## DIRECTIONS
Return the full material exactly.

start EXERCISE INPUTS

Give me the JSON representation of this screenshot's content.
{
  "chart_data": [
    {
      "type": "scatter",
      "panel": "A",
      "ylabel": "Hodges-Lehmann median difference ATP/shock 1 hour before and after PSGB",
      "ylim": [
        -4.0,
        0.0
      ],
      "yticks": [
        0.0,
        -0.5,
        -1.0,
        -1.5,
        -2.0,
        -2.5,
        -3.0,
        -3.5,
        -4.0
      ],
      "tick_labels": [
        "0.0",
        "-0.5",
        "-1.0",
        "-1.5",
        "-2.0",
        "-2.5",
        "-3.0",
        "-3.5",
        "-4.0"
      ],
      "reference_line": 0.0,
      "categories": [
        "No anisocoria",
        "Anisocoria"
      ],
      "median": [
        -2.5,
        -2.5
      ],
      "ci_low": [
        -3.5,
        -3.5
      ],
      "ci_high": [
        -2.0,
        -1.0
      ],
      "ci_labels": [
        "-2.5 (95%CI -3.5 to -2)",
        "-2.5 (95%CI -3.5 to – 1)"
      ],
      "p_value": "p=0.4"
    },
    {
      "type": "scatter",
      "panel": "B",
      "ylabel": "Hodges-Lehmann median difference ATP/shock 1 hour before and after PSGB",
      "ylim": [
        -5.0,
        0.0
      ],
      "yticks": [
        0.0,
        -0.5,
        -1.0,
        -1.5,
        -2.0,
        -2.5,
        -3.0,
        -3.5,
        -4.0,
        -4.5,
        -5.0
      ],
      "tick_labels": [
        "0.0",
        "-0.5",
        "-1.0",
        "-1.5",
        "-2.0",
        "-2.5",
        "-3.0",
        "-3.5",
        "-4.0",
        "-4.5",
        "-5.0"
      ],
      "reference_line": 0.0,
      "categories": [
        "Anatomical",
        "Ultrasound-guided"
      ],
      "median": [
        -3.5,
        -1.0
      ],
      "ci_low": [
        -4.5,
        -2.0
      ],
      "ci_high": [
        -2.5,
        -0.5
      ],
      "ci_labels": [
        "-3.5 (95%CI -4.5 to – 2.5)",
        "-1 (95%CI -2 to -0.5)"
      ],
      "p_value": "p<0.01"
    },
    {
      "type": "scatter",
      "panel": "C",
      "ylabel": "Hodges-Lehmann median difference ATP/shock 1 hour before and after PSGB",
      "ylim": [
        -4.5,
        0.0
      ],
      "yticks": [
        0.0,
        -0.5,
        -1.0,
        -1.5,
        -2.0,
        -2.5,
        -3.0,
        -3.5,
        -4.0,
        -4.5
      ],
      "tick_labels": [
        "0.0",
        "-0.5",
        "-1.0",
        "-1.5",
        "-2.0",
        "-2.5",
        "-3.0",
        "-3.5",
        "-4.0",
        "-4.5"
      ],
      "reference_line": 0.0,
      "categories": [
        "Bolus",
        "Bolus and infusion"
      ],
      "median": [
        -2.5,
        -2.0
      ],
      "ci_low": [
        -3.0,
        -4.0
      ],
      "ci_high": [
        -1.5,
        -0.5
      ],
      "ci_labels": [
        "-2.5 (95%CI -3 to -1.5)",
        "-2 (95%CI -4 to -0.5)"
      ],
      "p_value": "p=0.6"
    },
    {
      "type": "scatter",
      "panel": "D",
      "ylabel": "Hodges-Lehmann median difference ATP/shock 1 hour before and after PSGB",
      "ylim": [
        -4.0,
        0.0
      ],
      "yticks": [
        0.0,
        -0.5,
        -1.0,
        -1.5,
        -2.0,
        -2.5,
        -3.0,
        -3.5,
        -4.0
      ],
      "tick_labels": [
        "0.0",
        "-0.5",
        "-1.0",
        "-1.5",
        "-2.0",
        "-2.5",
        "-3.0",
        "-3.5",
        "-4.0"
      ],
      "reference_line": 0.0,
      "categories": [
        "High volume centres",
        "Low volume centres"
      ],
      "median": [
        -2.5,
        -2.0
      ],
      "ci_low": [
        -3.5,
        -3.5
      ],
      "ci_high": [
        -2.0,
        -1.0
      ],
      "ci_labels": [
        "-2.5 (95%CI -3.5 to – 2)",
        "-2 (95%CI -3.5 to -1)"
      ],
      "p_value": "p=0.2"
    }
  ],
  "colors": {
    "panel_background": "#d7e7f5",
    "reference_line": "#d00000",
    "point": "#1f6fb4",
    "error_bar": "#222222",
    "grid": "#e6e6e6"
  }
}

end EXERCISE INPUTS

## SOLUTION BELOW
Give me the JSON representation of this screenshot's content.
{
  "chart_data": [
    {
      "type": "scatter",
      "panel": "A",
      "ylabel": "Hodges-Lehmann median difference ATP/shock 1 hour before and after PSGB",
      "ylim": [
        -4.0,
        0.0
      ],
      "yticks": [
        0.0,
        -0.5,
        -1.0,
        -1.5,
        -2.0,
        -2.5,
        -3.0,
        -3.5,
        -4.0
      ],
      "tick_labels": [
        "0.0",
        "-0.5",
        "-1.0",
        "-1.5",
        "-2.0",
        "-2.5",
        "-3.0",
        "-3.5",
        "-4.0"
      ],
      "reference_line": 0.0,
      "categories": [
        "No anisocoria",
        "Anisocoria"
      ],
      "median": [
        -2.5,
        -2.5
      ],
      "ci_low": [
        -3.5,
        -3.5
      ],
      "ci_high": [
        -2.0,
        -1.0
      ],
      "ci_labels": [
        "-2.5 (95%CI -3.5 to -2)",
        "-2.5 (95%CI -3.5 to – 1)"
      ],
      "p_value": "p=0.4"
    },
    {
      "type": "scatter",
      "panel": "B",
      "ylabel": "Hodges-Lehmann median difference ATP/shock 1 hour before and after PSGB",
      "ylim": [
        -5.0,
        0.0
      ],
      "yticks": [
        0.0,
        -0.5,
        -1.0,
        -1.5,
        -2.0,
        -2.5,
        -3.0,
        -3.5,
        -4.0,
        -4.5,
        -5.0
      ],
      "tick_labels": [
        "0.0",
        "-0.5",
        "-1.0",
        "-1.5",
        "-2.0",
        "-2.5",
        "-3.0",
        "-3.5",
        "-4.0",
        "-4.5",
        "-5.0"
      ],
      "reference_line": 0.0,
      "categories": [
        "Anatomical",
        "Ultrasound-guided"
      ],
      "median": [
        -3.5,
        -1.0
      ],
      "ci_low": [
        -4.5,
        -2.0
      ],
      "ci_high": [
        -2.5,
        -0.5
      ],
      "ci_labels": [
        "-3.5 (95%CI -4.5 to – 2.5)",
        "-1 (95%CI -2 to -0.5)"
      ],
      "p_value": "p<0.01"
    },
    {
      "type": "scatter",
      "panel": "C",
      "ylabel": "Hodges-Lehmann median difference ATP/shock 1 hour before and after PSGB",
      "ylim": [
        -4.5,
        0.0
      ],
      "yticks": [
        0.0,
        -0.5,
        -1.0,
        -1.5,
        -2.0,
        -2.5,
        -3.0,
        -3.5,
        -4.0,
        -4.5
      ],
      "tick_labels": [
        "0.0",
        "-0.5",
        "-1.0",
        "-1.5",
        "-2.0",
        "-2.5",
        "-3.0",
        "-3.5",
        "-4.0",
        "-4.5"
      ],
      "reference_line": 0.0,
      "categories": [
        "Bolus",
        "Bolus and infusion"
      ],
      "median": [
        -2.5,
        -2.0
      ],
      "ci_low": [
        -3.0,
        -4.0
      ],
      "ci_high": [
        -1.5,
        -0.5
      ],
      "ci_labels": [
        "-2.5 (95%CI -3 to -1.5)",
        "-2 (95%CI -4 to -0.5)"
      ],
      "p_value": "p=0.6"
    },
    {
      "type": "scatter",
      "panel": "D",
      "ylabel": "Hodges-Lehmann median difference ATP/shock 1 hour before and after PSGB",
      "ylim": [
        -4.0,
        0.0
      ],
      "yticks": [
        0.0,
        -0.5,
        -1.0,
        -1.5,
        -2.0,
        -2.5,
        -3.0,
        -3.5,
        -4.0
      ],
      "tick_labels": [
        "0.0",
        "-0.5",
        "-1.0",
        "-1.5",
        "-2.0",
        "-2.5",
        "-3.0",
        "-3.5",
        "-4.0"
      ],
      "reference_line": 0.0,
      "categories": [
        "High volume centres",
        "Low volume centres"
      ],
      "median": [
        -2.5,
        -2.0
      ],
      "ci_low": [
        -3.5,
        -3.5
      ],
      "ci_high": [
        -2.0,
        -1.0
      ],
      "ci_labels": [
        "-2.5 (95%CI -3.5 to – 2)",
        "-2 (95%CI -3.5 to -1)"
      ],
      "p_value": "p=0.2"
    }
  ],
  "colors": {
    "panel_background": "#d7e7f5",
    "reference_line": "#d00000",
    "point": "#1f6fb4",
    "error_bar": "#222222",
    "grid": "#e6e6e6"
  }
}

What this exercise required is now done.